Annotated element listings:
## BEGIN
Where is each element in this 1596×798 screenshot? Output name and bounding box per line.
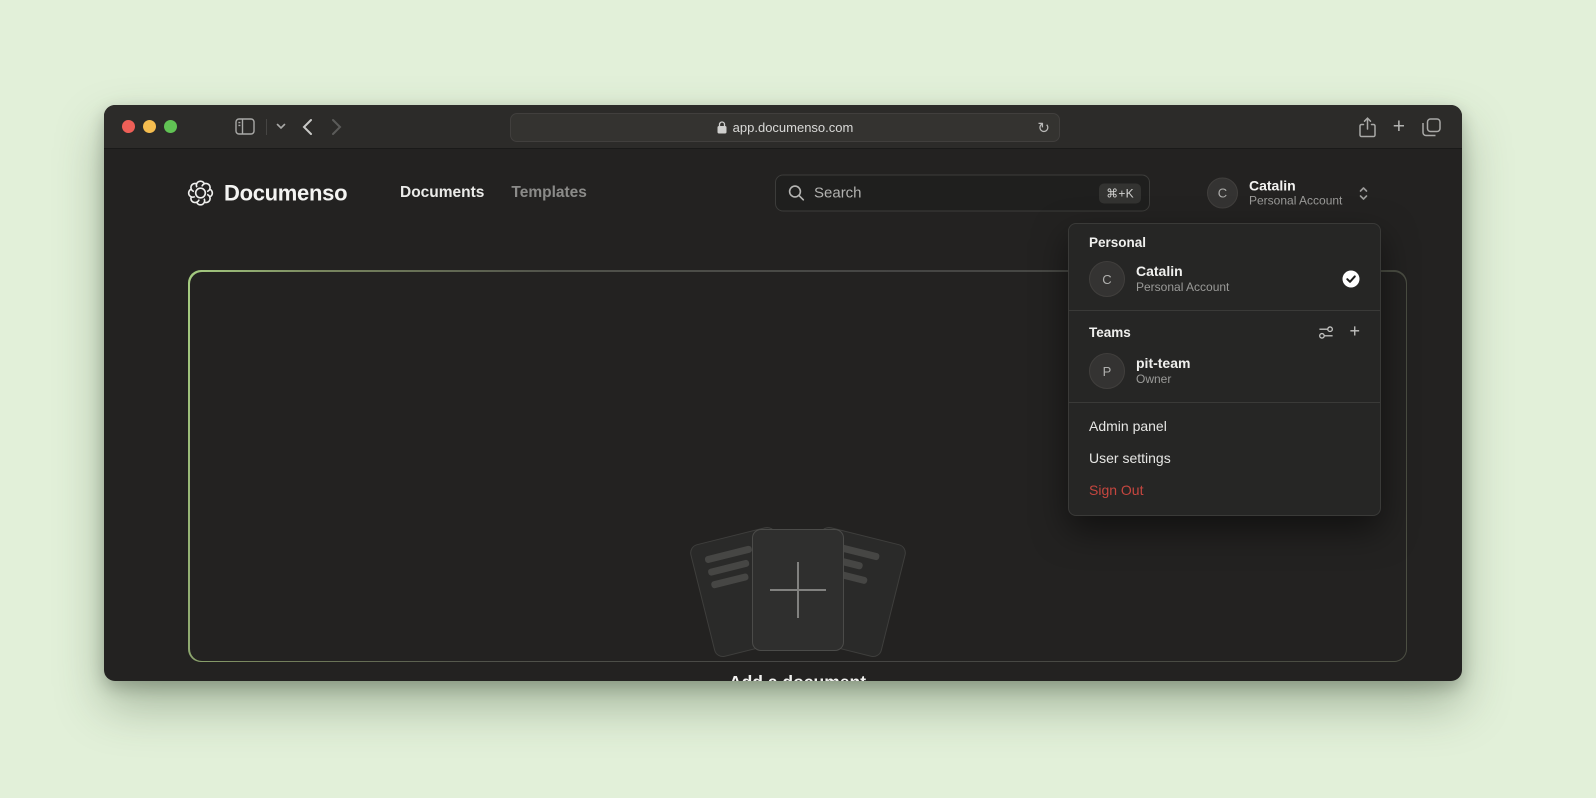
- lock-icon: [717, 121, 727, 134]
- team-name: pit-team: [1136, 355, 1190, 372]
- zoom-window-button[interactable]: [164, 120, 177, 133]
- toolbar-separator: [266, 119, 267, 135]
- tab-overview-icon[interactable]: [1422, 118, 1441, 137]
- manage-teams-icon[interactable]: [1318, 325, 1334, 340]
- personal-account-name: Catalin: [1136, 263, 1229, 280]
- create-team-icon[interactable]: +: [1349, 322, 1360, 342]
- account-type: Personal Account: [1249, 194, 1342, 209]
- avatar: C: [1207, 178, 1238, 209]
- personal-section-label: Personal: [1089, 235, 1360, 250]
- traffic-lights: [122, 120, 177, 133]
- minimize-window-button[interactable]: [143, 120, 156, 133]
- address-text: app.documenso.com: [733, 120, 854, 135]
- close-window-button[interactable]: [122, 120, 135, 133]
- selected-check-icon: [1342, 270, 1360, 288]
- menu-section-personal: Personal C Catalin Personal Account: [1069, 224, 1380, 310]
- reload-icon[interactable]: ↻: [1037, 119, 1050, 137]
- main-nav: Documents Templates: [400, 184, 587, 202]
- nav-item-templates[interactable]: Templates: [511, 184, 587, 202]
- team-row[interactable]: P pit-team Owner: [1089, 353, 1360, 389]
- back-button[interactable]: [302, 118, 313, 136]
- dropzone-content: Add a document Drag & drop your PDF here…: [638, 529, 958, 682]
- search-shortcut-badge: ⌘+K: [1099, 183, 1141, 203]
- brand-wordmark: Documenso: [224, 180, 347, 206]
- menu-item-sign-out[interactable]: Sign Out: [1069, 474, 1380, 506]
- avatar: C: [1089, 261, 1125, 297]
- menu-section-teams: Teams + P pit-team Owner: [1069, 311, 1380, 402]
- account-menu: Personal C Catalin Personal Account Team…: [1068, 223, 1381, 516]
## END
Copy out every row above with each "[interactable]" swapped for "[clickable]" and all else left as it is, and omit the pictures.

# Solution to this exercise:
Where is each element in this 1596×798 screenshot? Output name and bounding box per line.
- lock-icon: [717, 121, 727, 134]
- team-name: pit-team: [1136, 355, 1190, 372]
- zoom-window-button[clickable]: [164, 120, 177, 133]
- toolbar-separator: [266, 119, 267, 135]
- tab-overview-icon[clickable]: [1422, 118, 1441, 137]
- manage-teams-icon[clickable]: [1318, 325, 1334, 340]
- personal-account-name: Catalin: [1136, 263, 1229, 280]
- create-team-icon[clickable]: +: [1349, 322, 1360, 342]
- account-type: Personal Account: [1249, 194, 1342, 209]
- avatar: C: [1207, 178, 1238, 209]
- personal-section-label: Personal: [1089, 235, 1360, 250]
- traffic-lights: [122, 120, 177, 133]
- minimize-window-button[clickable]: [143, 120, 156, 133]
- address-text: app.documenso.com: [733, 120, 854, 135]
- close-window-button[clickable]: [122, 120, 135, 133]
- selected-check-icon: [1342, 270, 1360, 288]
- menu-section-personal: Personal C Catalin Personal Account: [1069, 224, 1380, 310]
- reload-icon[clickable]: ↻: [1037, 119, 1050, 137]
- main-nav: Documents Templates: [400, 184, 587, 202]
- nav-item-templates[clickable]: Templates: [511, 184, 587, 202]
- team-row[clickable]: P pit-team Owner: [1089, 353, 1360, 389]
- back-button[clickable]: [302, 118, 313, 136]
- dropzone-content: Add a document Drag & drop your PDF here…: [638, 529, 958, 682]
- search-shortcut-badge: ⌘+K: [1099, 183, 1141, 203]
- brand-wordmark: Documenso: [224, 180, 347, 206]
- menu-item-sign-out[clickable]: Sign Out: [1069, 474, 1380, 506]
- avatar: C: [1089, 261, 1125, 297]
- menu-section-teams: Teams + P pit-team Owner: [1069, 311, 1380, 402]
- account-menu: Personal C Catalin Personal Account Team…: [1068, 223, 1381, 516]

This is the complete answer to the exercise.